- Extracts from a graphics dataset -
•••

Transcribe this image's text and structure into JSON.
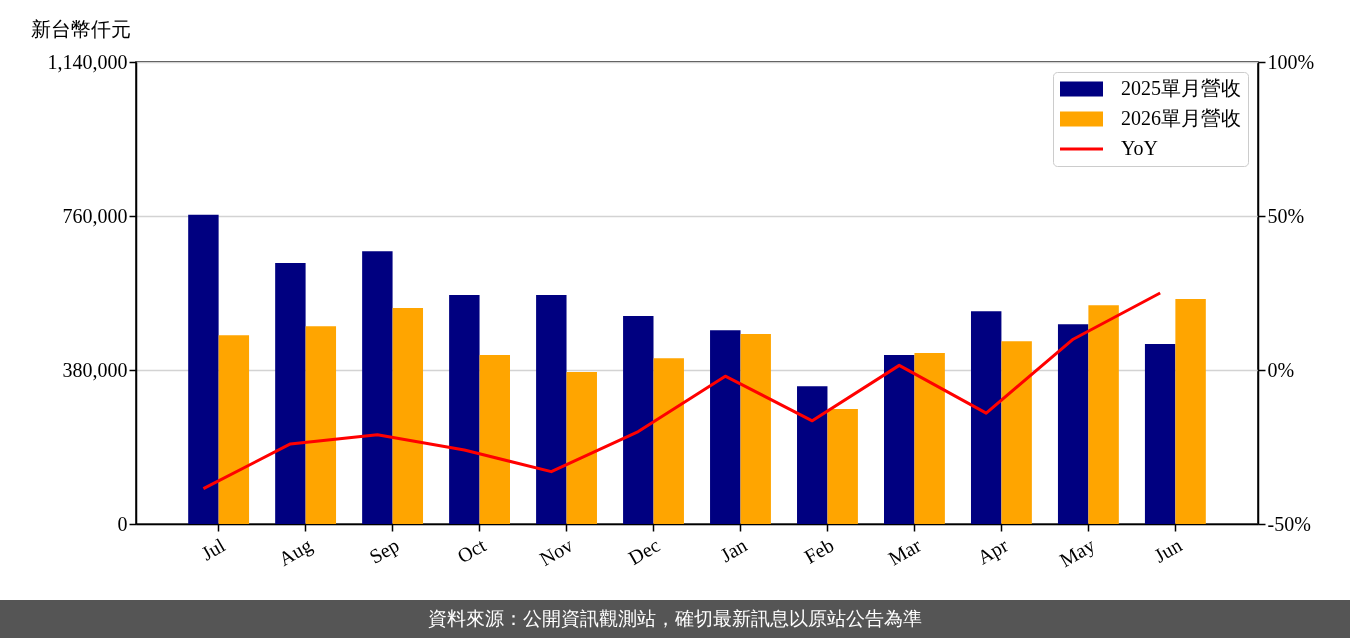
{
  "chart_data": {
    "type": "bar",
    "ylabel": "新台幣仟元",
    "categories": [
      "Jul",
      "Aug",
      "Sep",
      "Oct",
      "Nov",
      "Dec",
      "Jan",
      "Feb",
      "Mar",
      "Apr",
      "May",
      "Jun"
    ],
    "series": [
      {
        "name": "2025單月營收",
        "color": "#000080",
        "values": [
          763000,
          644000,
          673000,
          565000,
          565000,
          513000,
          478000,
          340000,
          417000,
          525000,
          493000,
          444000
        ]
      },
      {
        "name": "2026單月營收",
        "color": "#ffa500",
        "values": [
          466000,
          488000,
          533000,
          417000,
          375000,
          409000,
          469000,
          284000,
          422000,
          451000,
          540000,
          555000
        ]
      },
      {
        "name": "YoY",
        "type": "line",
        "axis": "y2",
        "color": "#ff0000",
        "values": [
          -38.5,
          -24,
          -21,
          -26,
          -33,
          -20,
          -2,
          -16.5,
          1.5,
          -14,
          10,
          25
        ]
      }
    ],
    "ylim": [
      0,
      1140000
    ],
    "yticks": [
      {
        "value": 0,
        "label": "0"
      },
      {
        "value": 380000,
        "label": "380,000"
      },
      {
        "value": 760000,
        "label": "760,000"
      },
      {
        "value": 1140000,
        "label": "1,140,000"
      }
    ],
    "y2lim": [
      -50,
      100
    ],
    "y2ticks": [
      {
        "value": -50,
        "label": "-50%"
      },
      {
        "value": 0,
        "label": "0%"
      },
      {
        "value": 50,
        "label": "50%"
      },
      {
        "value": 100,
        "label": "100%"
      }
    ],
    "grid": "y",
    "legend": "top right",
    "annotations": [
      "資料來源：公開資訊觀測站，確切最新訊息以原站公告為準"
    ]
  }
}
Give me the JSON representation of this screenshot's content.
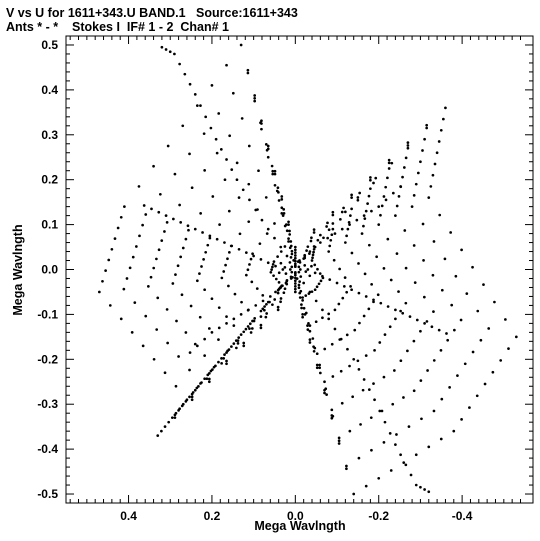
{
  "header": {
    "line1": "V vs U for 1611+343.U BAND.1   Source:1611+343",
    "line2": "Ants * - *    Stokes I  IF# 1 - 2  Chan# 1"
  },
  "chart_data": {
    "type": "scatter",
    "xlabel": "Mega Wavlngth",
    "ylabel": "Mega Wavlngth",
    "xlim": [
      0.55,
      -0.57
    ],
    "ylim": [
      -0.52,
      0.52
    ],
    "x_reversed": true,
    "x_ticks": [
      0.4,
      0.2,
      0.0,
      -0.2,
      -0.4
    ],
    "x_tick_labels": [
      "0.4",
      "0.2",
      "0.0",
      "-0.2",
      "-0.4"
    ],
    "y_ticks": [
      0.5,
      0.4,
      0.3,
      0.2,
      0.1,
      0.0,
      -0.1,
      -0.2,
      -0.3,
      -0.4,
      -0.5
    ],
    "y_tick_labels": [
      "0.5",
      "0.4",
      "0.3",
      "0.2",
      "0.1",
      "0.0",
      "-0.1",
      "-0.2",
      "-0.3",
      "-0.4",
      "-0.5"
    ],
    "grid": false,
    "pattern": "six-armed star of uv-coverage tracks symmetric about the origin",
    "arms": [
      [
        0.13,
        0.5
      ],
      [
        0.41,
        0.14
      ],
      [
        0.47,
        -0.05
      ],
      [
        0.26,
        -0.29
      ],
      [
        0.33,
        -0.37
      ],
      [
        0.0,
        -0.05
      ],
      [
        -0.14,
        -0.5
      ],
      [
        -0.38,
        -0.36
      ],
      [
        -0.53,
        -0.15
      ],
      [
        -0.32,
        0.16
      ],
      [
        -0.36,
        0.36
      ],
      [
        0.0,
        0.05
      ]
    ],
    "tracks": [
      {
        "x": [
          0.02,
          0.08,
          0.14,
          0.19,
          0.24,
          0.29,
          0.33
        ],
        "y": [
          0.03,
          0.11,
          0.2,
          0.29,
          0.39,
          0.48,
          0.5
        ]
      },
      {
        "x": [
          0.03,
          0.1,
          0.17,
          0.24,
          0.31,
          0.38
        ],
        "y": [
          0.0,
          0.03,
          0.06,
          0.09,
          0.12,
          0.15
        ]
      },
      {
        "x": [
          0.01,
          0.06,
          0.13,
          0.2,
          0.27
        ],
        "y": [
          -0.02,
          -0.06,
          -0.1,
          -0.14,
          -0.2
        ]
      },
      {
        "x": [
          -0.02,
          -0.08,
          -0.14,
          -0.19,
          -0.24,
          -0.29,
          -0.33
        ],
        "y": [
          -0.03,
          -0.11,
          -0.2,
          -0.29,
          -0.39,
          -0.48,
          -0.5
        ]
      },
      {
        "x": [
          -0.03,
          -0.1,
          -0.17,
          -0.24,
          -0.31,
          -0.38
        ],
        "y": [
          0.0,
          -0.03,
          -0.06,
          -0.09,
          -0.12,
          -0.15
        ]
      },
      {
        "x": [
          -0.01,
          -0.06,
          -0.13,
          -0.2,
          -0.27
        ],
        "y": [
          0.02,
          0.06,
          0.1,
          0.14,
          0.2
        ]
      }
    ]
  }
}
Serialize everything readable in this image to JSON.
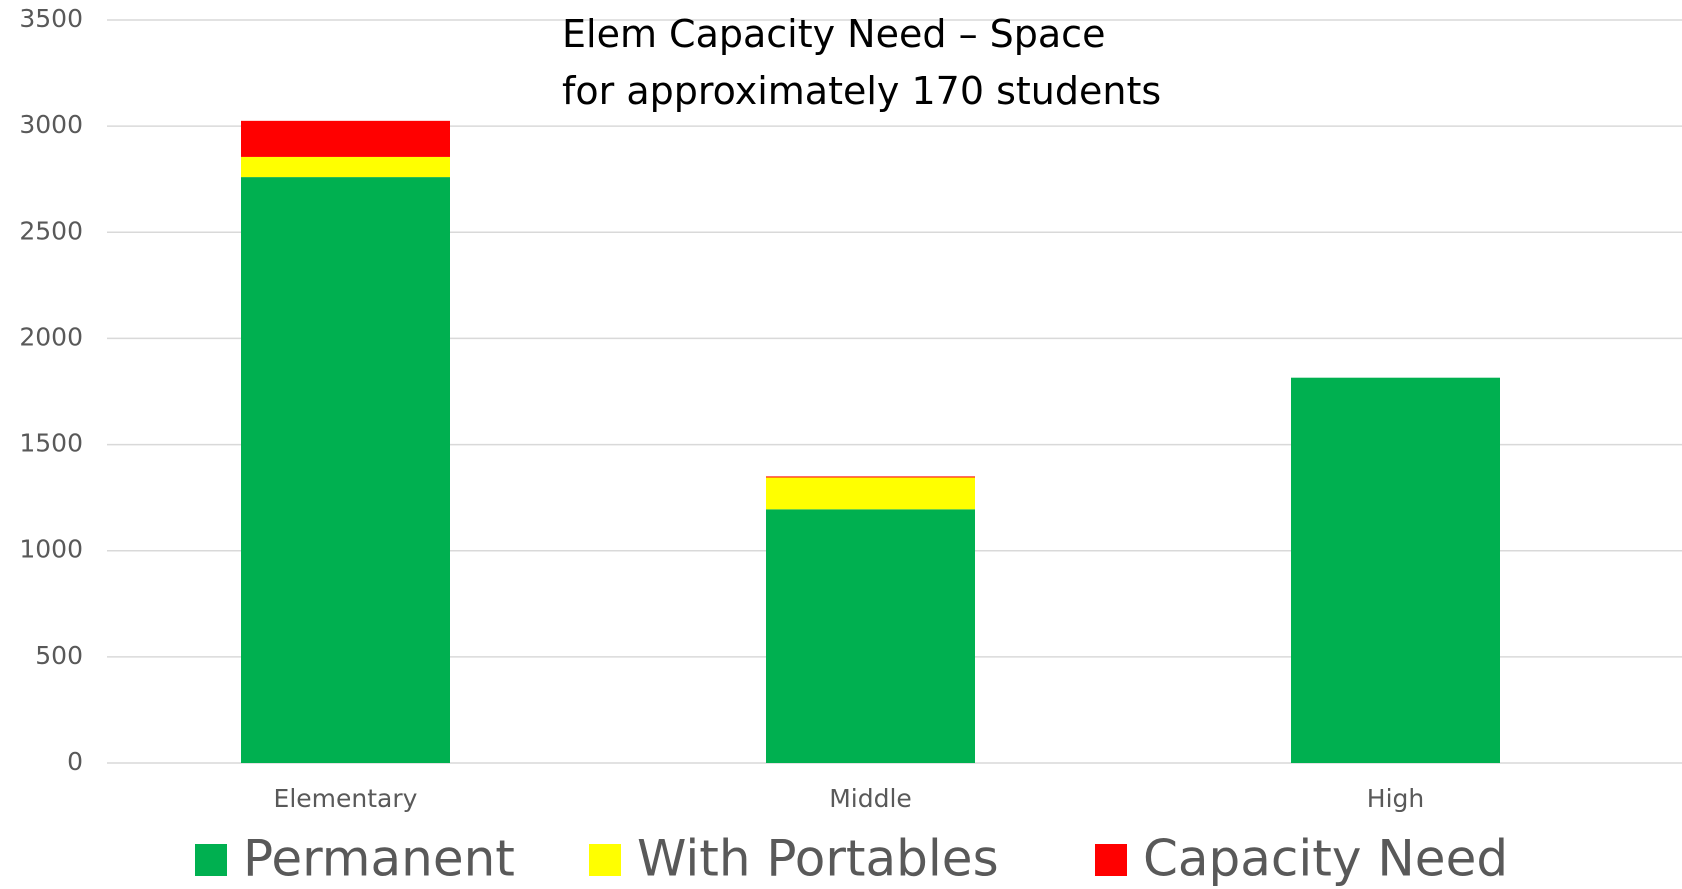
{
  "chart_data": {
    "type": "stacked_bar",
    "annotation": "Elem Capacity Need – Space for approximately 170 students",
    "categories": [
      "Elementary",
      "Middle",
      "High"
    ],
    "series": [
      {
        "name": "Permanent",
        "color": "#00b050",
        "values": [
          2760,
          1195,
          1815
        ]
      },
      {
        "name": "With Portables",
        "color": "#ffff00",
        "values": [
          95,
          150,
          0
        ]
      },
      {
        "name": "Capacity Need",
        "color": "#ff0000",
        "values": [
          170,
          5,
          0
        ]
      }
    ],
    "ylim": [
      0,
      3500
    ],
    "yticks": [
      0,
      500,
      1000,
      1500,
      2000,
      2500,
      3000,
      3500
    ],
    "grid": true,
    "legend": "bottom"
  }
}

•••

- Written request -
Would you return the data exactly as written, without the pictures?

- Solution -
Transcribe this image's text and structure into JSON.
{
  "chart_data": {
    "type": "bar",
    "ylabel": "新台幣仟元",
    "categories": [
      "Jul",
      "Aug",
      "Sep",
      "Oct",
      "Nov",
      "Dec",
      "Jan",
      "Feb",
      "Mar",
      "Apr",
      "May",
      "Jun"
    ],
    "series": [
      {
        "name": "2025單月營收",
        "color": "#000080",
        "values": [
          763000,
          644000,
          673000,
          565000,
          565000,
          513000,
          478000,
          340000,
          417000,
          525000,
          493000,
          444000
        ]
      },
      {
        "name": "2026單月營收",
        "color": "#ffa500",
        "values": [
          466000,
          488000,
          533000,
          417000,
          375000,
          409000,
          469000,
          284000,
          422000,
          451000,
          540000,
          555000
        ]
      },
      {
        "name": "YoY",
        "type": "line",
        "axis": "y2",
        "color": "#ff0000",
        "values": [
          -38.5,
          -24,
          -21,
          -26,
          -33,
          -20,
          -2,
          -16.5,
          1.5,
          -14,
          10,
          25
        ]
      }
    ],
    "ylim": [
      0,
      1140000
    ],
    "yticks": [
      {
        "value": 0,
        "label": "0"
      },
      {
        "value": 380000,
        "label": "380,000"
      },
      {
        "value": 760000,
        "label": "760,000"
      },
      {
        "value": 1140000,
        "label": "1,140,000"
      }
    ],
    "y2lim": [
      -50,
      100
    ],
    "y2ticks": [
      {
        "value": -50,
        "label": "-50%"
      },
      {
        "value": 0,
        "label": "0%"
      },
      {
        "value": 50,
        "label": "50%"
      },
      {
        "value": 100,
        "label": "100%"
      }
    ],
    "grid": "y",
    "legend": "top right",
    "annotations": [
      "資料來源：公開資訊觀測站，確切最新訊息以原站公告為準"
    ]
  }
}
Give me the JSON representation of this screenshot's content.
{
  "header": {
    "line1": "V vs U for 1611+343.U BAND.1   Source:1611+343",
    "line2": "Ants * - *    Stokes I  IF# 1 - 2  Chan# 1"
  },
  "chart_data": {
    "type": "scatter",
    "xlabel": "Mega Wavlngth",
    "ylabel": "Mega Wavlngth",
    "xlim": [
      0.55,
      -0.57
    ],
    "ylim": [
      -0.52,
      0.52
    ],
    "x_reversed": true,
    "x_ticks": [
      0.4,
      0.2,
      0.0,
      -0.2,
      -0.4
    ],
    "x_tick_labels": [
      "0.4",
      "0.2",
      "0.0",
      "-0.2",
      "-0.4"
    ],
    "y_ticks": [
      0.5,
      0.4,
      0.3,
      0.2,
      0.1,
      0.0,
      -0.1,
      -0.2,
      -0.3,
      -0.4,
      -0.5
    ],
    "y_tick_labels": [
      "0.5",
      "0.4",
      "0.3",
      "0.2",
      "0.1",
      "0.0",
      "-0.1",
      "-0.2",
      "-0.3",
      "-0.4",
      "-0.5"
    ],
    "grid": false,
    "pattern": "six-armed star of uv-coverage tracks symmetric about the origin",
    "arms": [
      [
        0.13,
        0.5
      ],
      [
        0.41,
        0.14
      ],
      [
        0.47,
        -0.05
      ],
      [
        0.26,
        -0.29
      ],
      [
        0.33,
        -0.37
      ],
      [
        0.0,
        -0.05
      ],
      [
        -0.14,
        -0.5
      ],
      [
        -0.38,
        -0.36
      ],
      [
        -0.53,
        -0.15
      ],
      [
        -0.32,
        0.16
      ],
      [
        -0.36,
        0.36
      ],
      [
        0.0,
        0.05
      ]
    ],
    "tracks": [
      {
        "x": [
          0.02,
          0.08,
          0.14,
          0.19,
          0.24,
          0.29,
          0.33
        ],
        "y": [
          0.03,
          0.11,
          0.2,
          0.29,
          0.39,
          0.48,
          0.5
        ]
      },
      {
        "x": [
          0.03,
          0.1,
          0.17,
          0.24,
          0.31,
          0.38
        ],
        "y": [
          0.0,
          0.03,
          0.06,
          0.09,
          0.12,
          0.15
        ]
      },
      {
        "x": [
          0.01,
          0.06,
          0.13,
          0.2,
          0.27
        ],
        "y": [
          -0.02,
          -0.06,
          -0.1,
          -0.14,
          -0.2
        ]
      },
      {
        "x": [
          -0.02,
          -0.08,
          -0.14,
          -0.19,
          -0.24,
          -0.29,
          -0.33
        ],
        "y": [
          -0.03,
          -0.11,
          -0.2,
          -0.29,
          -0.39,
          -0.48,
          -0.5
        ]
      },
      {
        "x": [
          -0.03,
          -0.1,
          -0.17,
          -0.24,
          -0.31,
          -0.38
        ],
        "y": [
          0.0,
          -0.03,
          -0.06,
          -0.09,
          -0.12,
          -0.15
        ]
      },
      {
        "x": [
          -0.01,
          -0.06,
          -0.13,
          -0.2,
          -0.27
        ],
        "y": [
          0.02,
          0.06,
          0.1,
          0.14,
          0.2
        ]
      }
    ]
  }
}
Serialize everything readable in this image to JSON.
{
  "chart_data": {
    "type": "stacked_bar",
    "annotation": "Elem Capacity Need – Space for approximately 170 students",
    "categories": [
      "Elementary",
      "Middle",
      "High"
    ],
    "series": [
      {
        "name": "Permanent",
        "color": "#00b050",
        "values": [
          2760,
          1195,
          1815
        ]
      },
      {
        "name": "With Portables",
        "color": "#ffff00",
        "values": [
          95,
          150,
          0
        ]
      },
      {
        "name": "Capacity Need",
        "color": "#ff0000",
        "values": [
          170,
          5,
          0
        ]
      }
    ],
    "ylim": [
      0,
      3500
    ],
    "yticks": [
      0,
      500,
      1000,
      1500,
      2000,
      2500,
      3000,
      3500
    ],
    "grid": true,
    "legend": "bottom"
  }
}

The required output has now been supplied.